_WHAT YOU ARE ASKED TO DO_. Transcribe every entry word for word. Skip the pictures.

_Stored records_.
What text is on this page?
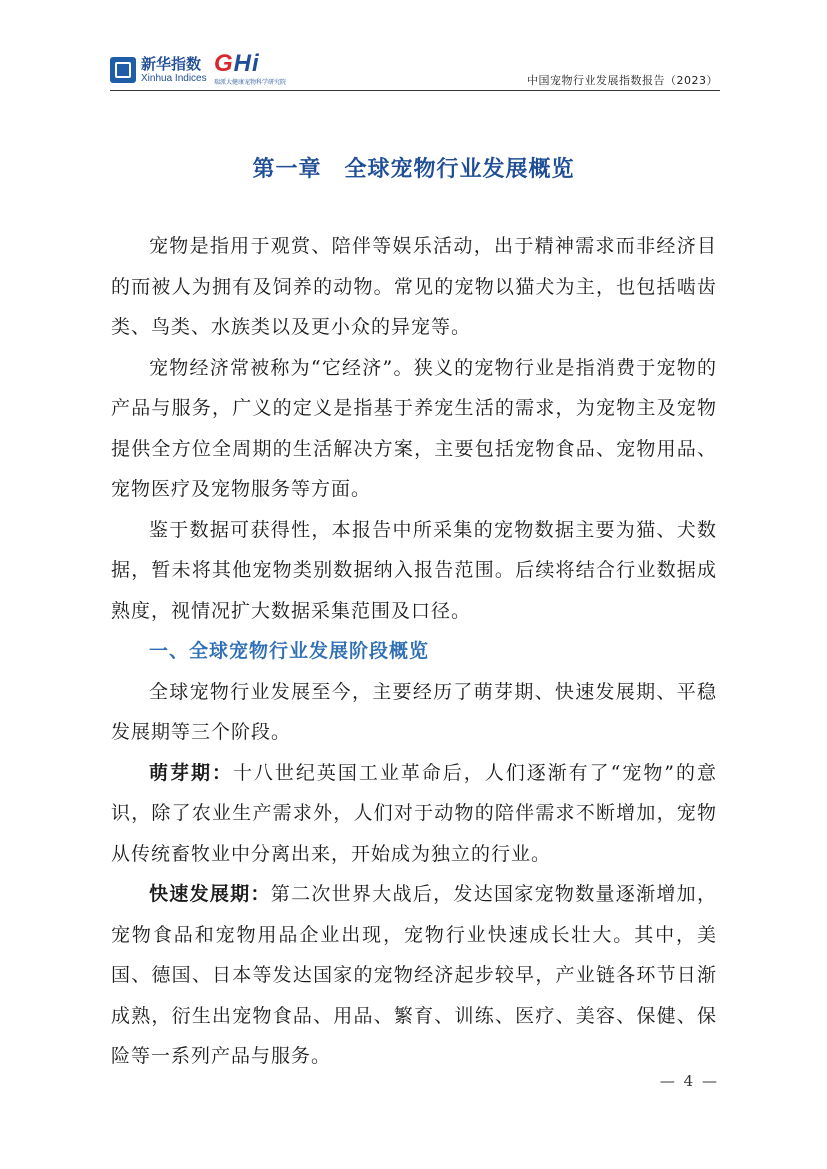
新华指数
Xinhua Indices
GHi
瑞派大健康宠物科学研究院	中国宠物行业发展指数报告（2023）
第一章　全球宠物行业发展概览

宠物是指用于观赏、陪伴等娱乐活动，出于精神需求而非经济目的而被人为拥有及饲养的动物。常见的宠物以猫犬为主，也包括啮齿类、鸟类、水族类以及更小众的异宠等。

宠物经济常被称为“它经济”。狭义的宠物行业是指消费于宠物的产品与服务，广义的定义是指基于养宠生活的需求，为宠物主及宠物提供全方位全周期的生活解决方案，主要包括宠物食品、宠物用品、宠物医疗及宠物服务等方面。

鉴于数据可获得性，本报告中所采集的宠物数据主要为猫、犬数据，暂未将其他宠物类别数据纳入报告范围。后续将结合行业数据成熟度，视情况扩大数据采集范围及口径。

一、全球宠物行业发展阶段概览

全球宠物行业发展至今，主要经历了萌芽期、快速发展期、平稳发展期等三个阶段。

萌芽期：十八世纪英国工业革命后，人们逐渐有了“宠物”的意识，除了农业生产需求外，人们对于动物的陪伴需求不断增加，宠物从传统畜牧业中分离出来，开始成为独立的行业。

快速发展期：第二次世界大战后，发达国家宠物数量逐渐增加，宠物食品和宠物用品企业出现，宠物行业快速成长壮大。其中，美国、德国、日本等发达国家的宠物经济起步较早，产业链各环节日渐成熟，衍生出宠物食品、用品、繁育、训练、医疗、美容、保健、保险等一系列产品与服务。

— 4 —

_RESULT_.
What text is on this page?
新华指数
Xinhua Indices
GHi
瑞派大健康宠物科学研究院	中国宠物行业发展指数报告（2023）
第一章　全球宠物行业发展概览

宠物是指用于观赏、陪伴等娱乐活动，出于精神需求而非经济目的而被人为拥有及饲养的动物。常见的宠物以猫犬为主，也包括啮齿类、鸟类、水族类以及更小众的异宠等。

宠物经济常被称为“它经济”。狭义的宠物行业是指消费于宠物的产品与服务，广义的定义是指基于养宠生活的需求，为宠物主及宠物提供全方位全周期的生活解决方案，主要包括宠物食品、宠物用品、宠物医疗及宠物服务等方面。

鉴于数据可获得性，本报告中所采集的宠物数据主要为猫、犬数据，暂未将其他宠物类别数据纳入报告范围。后续将结合行业数据成熟度，视情况扩大数据采集范围及口径。

一、全球宠物行业发展阶段概览

全球宠物行业发展至今，主要经历了萌芽期、快速发展期、平稳发展期等三个阶段。

萌芽期：十八世纪英国工业革命后，人们逐渐有了“宠物”的意识，除了农业生产需求外，人们对于动物的陪伴需求不断增加，宠物从传统畜牧业中分离出来，开始成为独立的行业。

快速发展期：第二次世界大战后，发达国家宠物数量逐渐增加，宠物食品和宠物用品企业出现，宠物行业快速成长壮大。其中，美国、德国、日本等发达国家的宠物经济起步较早，产业链各环节日渐成熟，衍生出宠物食品、用品、繁育、训练、医疗、美容、保健、保险等一系列产品与服务。

— 4 —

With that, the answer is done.